CHALLENGE: Check each line of the listing below for the string "name", and give only how many lines hold it.

DATA EXCERPTS:
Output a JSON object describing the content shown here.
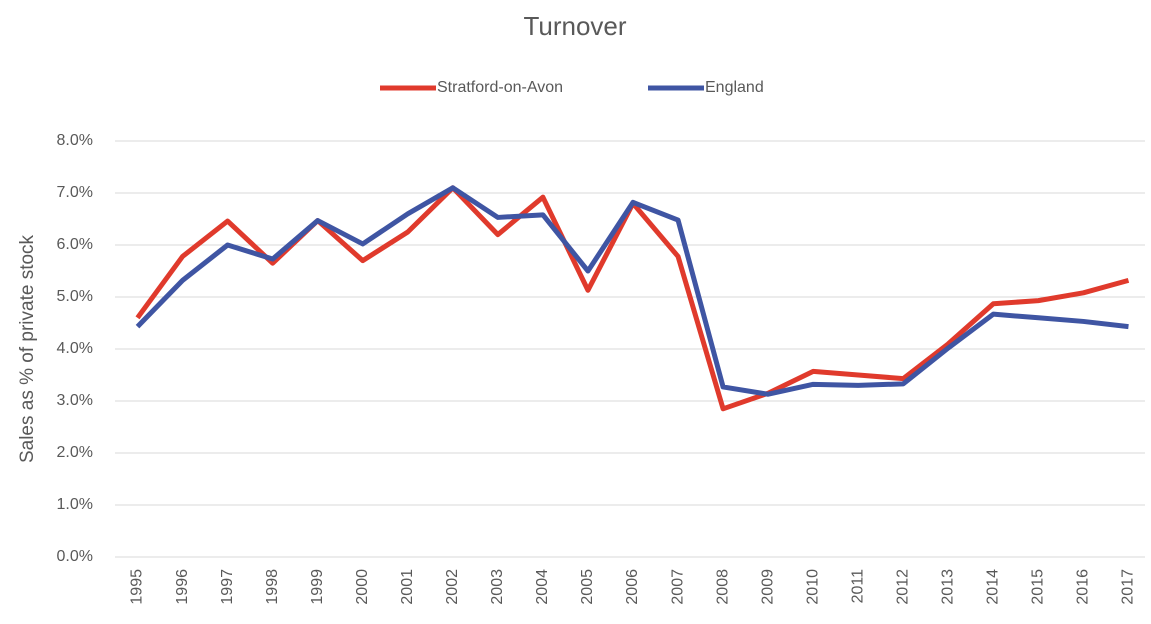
{
  "chart_data": {
    "type": "line",
    "title": "Turnover",
    "y_label": "Sales as % of private stock",
    "categories": [
      "1995",
      "1996",
      "1997",
      "1998",
      "1999",
      "2000",
      "2001",
      "2002",
      "2003",
      "2004",
      "2005",
      "2006",
      "2007",
      "2008",
      "2009",
      "2010",
      "2011",
      "2012",
      "2013",
      "2014",
      "2015",
      "2016",
      "2017"
    ],
    "series": [
      {
        "name": "Stratford-on-Avon",
        "color": "#e03a2c",
        "values": [
          4.6,
          5.78,
          6.46,
          5.65,
          6.47,
          5.7,
          6.25,
          7.1,
          6.2,
          6.92,
          5.13,
          6.8,
          5.78,
          2.85,
          3.15,
          3.57,
          3.5,
          3.43,
          4.1,
          4.87,
          4.93,
          5.08,
          5.32
        ]
      },
      {
        "name": "England",
        "color": "#3f55a3",
        "values": [
          4.43,
          5.32,
          6.0,
          5.73,
          6.47,
          6.02,
          6.6,
          7.1,
          6.53,
          6.58,
          5.5,
          6.82,
          6.48,
          3.27,
          3.13,
          3.32,
          3.3,
          3.33,
          4.02,
          4.67,
          4.6,
          4.53,
          4.43
        ]
      }
    ],
    "ylim": [
      0,
      8
    ],
    "yticks": [
      {
        "value": 0,
        "label": "0.0%"
      },
      {
        "value": 1,
        "label": "1.0%"
      },
      {
        "value": 2,
        "label": "2.0%"
      },
      {
        "value": 3,
        "label": "3.0%"
      },
      {
        "value": 4,
        "label": "4.0%"
      },
      {
        "value": 5,
        "label": "5.0%"
      },
      {
        "value": 6,
        "label": "6.0%"
      },
      {
        "value": 7,
        "label": "7.0%"
      },
      {
        "value": 8,
        "label": "8.0%"
      }
    ],
    "grid": true,
    "legend": "top"
  }
}
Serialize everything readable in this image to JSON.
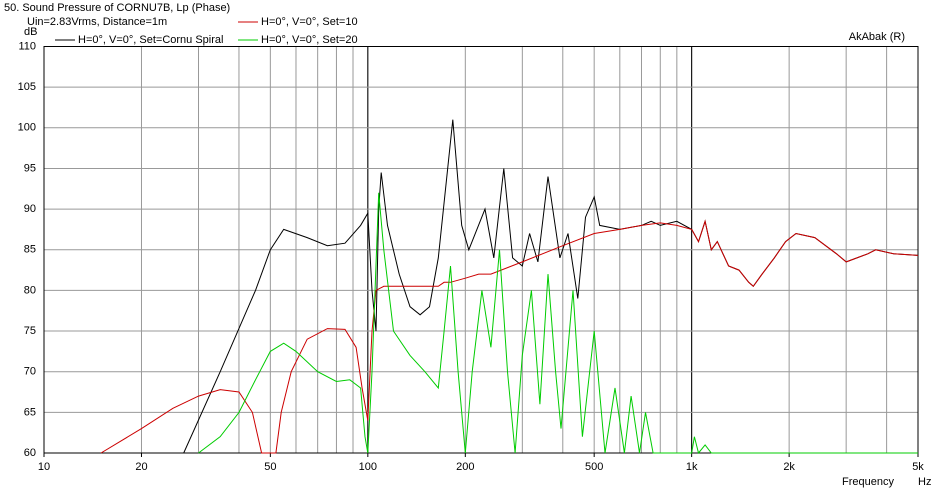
{
  "chart_data": {
    "type": "line",
    "title": "50. Sound Pressure of CORNU7B, Lp (Phase)",
    "subtitle": "Uin=2.83Vrms, Distance=1m",
    "annotation": "AkAbak (R)",
    "y_label": "dB",
    "x_label": "Frequency",
    "x_unit": "Hz",
    "log_x": true,
    "grid": true,
    "xlim": [
      10,
      5000
    ],
    "ylim": [
      60,
      110
    ],
    "yticks": [
      60,
      65,
      70,
      75,
      80,
      85,
      90,
      95,
      100,
      105,
      110
    ],
    "xticks": [
      10,
      20,
      50,
      100,
      200,
      500,
      {
        "value": 1000,
        "label": "1k"
      },
      {
        "value": 2000,
        "label": "2k"
      },
      {
        "value": 5000,
        "label": "5k"
      }
    ],
    "xgrid": [
      20,
      30,
      40,
      50,
      60,
      70,
      80,
      90,
      100,
      200,
      300,
      400,
      500,
      600,
      700,
      800,
      900,
      1000,
      2000,
      3000,
      4000
    ],
    "xgrid_major": [
      100,
      1000
    ],
    "series": [
      {
        "name": "H=0°, V=0°, Set=Cornu Spiral",
        "color": "#000000",
        "x": [
          27,
          35,
          45,
          50,
          55,
          65,
          75,
          85,
          95,
          100,
          103,
          106,
          108,
          110,
          115,
          125,
          135,
          145,
          155,
          165,
          183,
          195,
          205,
          230,
          245,
          263,
          280,
          300,
          316,
          335,
          360,
          392,
          415,
          445,
          470,
          500,
          520,
          600,
          700,
          750,
          800,
          900,
          1000,
          1050,
          1100,
          1150,
          1200,
          1300,
          1400,
          1500,
          1550,
          1650,
          1800,
          1950,
          2100,
          2400,
          2800,
          3000,
          3500,
          3700,
          4200,
          5000
        ],
        "values": [
          60,
          70,
          80,
          85,
          87.5,
          86.5,
          85.5,
          85.8,
          88,
          89.5,
          80,
          75,
          90,
          94.5,
          88,
          82,
          78,
          77,
          78,
          84,
          101,
          88,
          85,
          90,
          84,
          95,
          84,
          83,
          87,
          83.5,
          94,
          84,
          87,
          79,
          89,
          91.5,
          88,
          87.5,
          88,
          88.5,
          88,
          88.5,
          87.5,
          86,
          88.5,
          85,
          86,
          83,
          82.5,
          81,
          80.5,
          82,
          84,
          86,
          87,
          86.5,
          84.5,
          83.5,
          84.5,
          85,
          84.5,
          84.3
        ]
      },
      {
        "name": "H=0°, V=0°, Set=10",
        "color": "#cc0000",
        "x": [
          15,
          20,
          25,
          30,
          35,
          40,
          44,
          47,
          52,
          54,
          58,
          65,
          75,
          85,
          92,
          96,
          100,
          103,
          106,
          112,
          140,
          165,
          172,
          180,
          200,
          220,
          240,
          300,
          400,
          500,
          600,
          700,
          800,
          900,
          1000,
          1050,
          1100,
          1150,
          1200,
          1300,
          1400,
          1500,
          1550,
          1650,
          1800,
          1950,
          2100,
          2400,
          2800,
          3000,
          3500,
          3700,
          4200,
          5000
        ],
        "values": [
          60,
          63,
          65.5,
          67,
          67.8,
          67.5,
          65,
          60,
          60,
          65,
          70,
          74,
          75.3,
          75.2,
          73,
          68,
          64,
          75,
          80,
          80.5,
          80.5,
          80.5,
          81,
          81,
          81.5,
          82,
          82,
          83.5,
          85.5,
          87,
          87.5,
          88,
          88.3,
          88,
          87.5,
          86,
          88.5,
          85,
          86,
          83,
          82.5,
          81,
          80.5,
          82,
          84,
          86,
          87,
          86.5,
          84.5,
          83.5,
          84.5,
          85,
          84.5,
          84.3
        ]
      },
      {
        "name": "H=0°, V=0°, Set=20",
        "color": "#00cc00",
        "x": [
          30,
          35,
          40,
          45,
          50,
          55,
          60,
          70,
          80,
          88,
          95,
          98,
          100,
          103,
          108,
          112,
          120,
          135,
          150,
          165,
          172,
          180,
          190,
          200,
          210,
          225,
          240,
          255,
          270,
          285,
          300,
          320,
          340,
          360,
          380,
          395,
          430,
          460,
          500,
          540,
          580,
          620,
          650,
          690,
          720,
          760,
          1000,
          1020,
          1050,
          1100,
          1150,
          5000
        ],
        "values": [
          60,
          62,
          65,
          69,
          72.5,
          73.5,
          72.5,
          70,
          68.8,
          69,
          68,
          62,
          60,
          70,
          92,
          85,
          75,
          72,
          70,
          68,
          75,
          83,
          70,
          60,
          70,
          80,
          73,
          85,
          70,
          60,
          72,
          80,
          66,
          82,
          70,
          63,
          80,
          62,
          75,
          60,
          68,
          60,
          67,
          60,
          65,
          60,
          60,
          62,
          60,
          61,
          60,
          60
        ]
      }
    ]
  }
}
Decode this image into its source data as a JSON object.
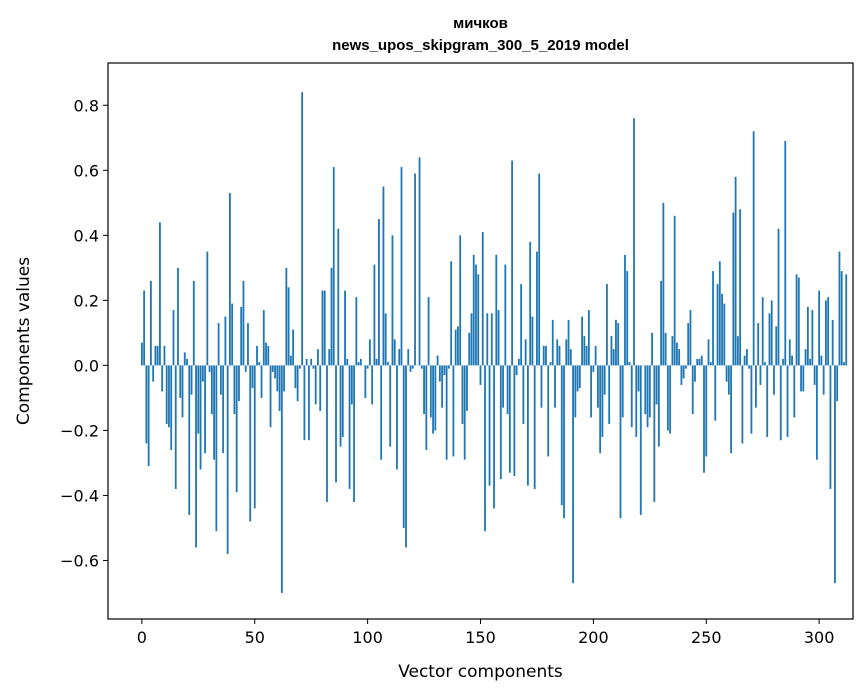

FULL ANSWER: 5